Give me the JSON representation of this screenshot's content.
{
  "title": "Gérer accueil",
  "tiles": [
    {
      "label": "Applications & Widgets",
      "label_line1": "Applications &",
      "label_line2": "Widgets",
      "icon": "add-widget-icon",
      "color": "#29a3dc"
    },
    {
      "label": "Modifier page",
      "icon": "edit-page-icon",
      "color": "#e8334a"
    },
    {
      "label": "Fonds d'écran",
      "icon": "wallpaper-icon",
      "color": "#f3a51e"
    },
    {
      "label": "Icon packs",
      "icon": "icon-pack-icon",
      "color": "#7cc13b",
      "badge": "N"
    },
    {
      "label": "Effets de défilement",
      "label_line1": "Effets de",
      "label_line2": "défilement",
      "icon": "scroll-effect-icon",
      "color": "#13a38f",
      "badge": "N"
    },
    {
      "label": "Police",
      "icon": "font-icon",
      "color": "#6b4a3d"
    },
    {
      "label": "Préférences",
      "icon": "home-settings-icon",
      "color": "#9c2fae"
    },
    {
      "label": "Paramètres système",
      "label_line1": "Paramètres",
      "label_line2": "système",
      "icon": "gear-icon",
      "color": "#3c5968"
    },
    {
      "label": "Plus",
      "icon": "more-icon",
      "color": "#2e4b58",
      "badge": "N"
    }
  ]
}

::::

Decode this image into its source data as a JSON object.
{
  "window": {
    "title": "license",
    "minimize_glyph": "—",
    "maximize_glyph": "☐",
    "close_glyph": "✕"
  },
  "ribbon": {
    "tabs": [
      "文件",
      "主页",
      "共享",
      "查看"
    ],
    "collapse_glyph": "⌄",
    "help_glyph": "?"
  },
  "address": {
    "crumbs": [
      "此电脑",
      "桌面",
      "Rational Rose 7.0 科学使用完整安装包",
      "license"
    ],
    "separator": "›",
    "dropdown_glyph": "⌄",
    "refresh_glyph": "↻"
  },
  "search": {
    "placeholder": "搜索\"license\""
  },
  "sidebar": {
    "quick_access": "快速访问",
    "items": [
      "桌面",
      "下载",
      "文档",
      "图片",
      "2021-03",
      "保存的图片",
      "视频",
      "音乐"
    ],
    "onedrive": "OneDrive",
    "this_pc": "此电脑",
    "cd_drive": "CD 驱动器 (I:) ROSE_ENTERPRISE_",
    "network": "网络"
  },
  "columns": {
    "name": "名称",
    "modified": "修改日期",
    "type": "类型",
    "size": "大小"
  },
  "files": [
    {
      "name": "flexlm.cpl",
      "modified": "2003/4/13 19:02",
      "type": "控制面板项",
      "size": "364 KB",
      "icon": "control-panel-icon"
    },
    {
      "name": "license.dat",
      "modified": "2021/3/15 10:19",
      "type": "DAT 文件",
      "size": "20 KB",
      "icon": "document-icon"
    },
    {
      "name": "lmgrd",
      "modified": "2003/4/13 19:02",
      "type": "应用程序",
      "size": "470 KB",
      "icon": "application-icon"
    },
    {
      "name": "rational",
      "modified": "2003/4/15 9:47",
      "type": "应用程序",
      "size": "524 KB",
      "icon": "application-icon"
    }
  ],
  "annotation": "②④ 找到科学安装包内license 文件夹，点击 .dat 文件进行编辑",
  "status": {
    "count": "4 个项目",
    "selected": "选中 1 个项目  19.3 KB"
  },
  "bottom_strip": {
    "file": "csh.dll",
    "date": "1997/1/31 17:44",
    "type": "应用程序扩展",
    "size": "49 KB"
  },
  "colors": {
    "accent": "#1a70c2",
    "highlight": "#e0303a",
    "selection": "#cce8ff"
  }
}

::::

What you need to do =>
Find and copy every line in the entries above where the string "système" occurs.

Answer =>
      "label": "Paramètres système",
      "label_line2": "système",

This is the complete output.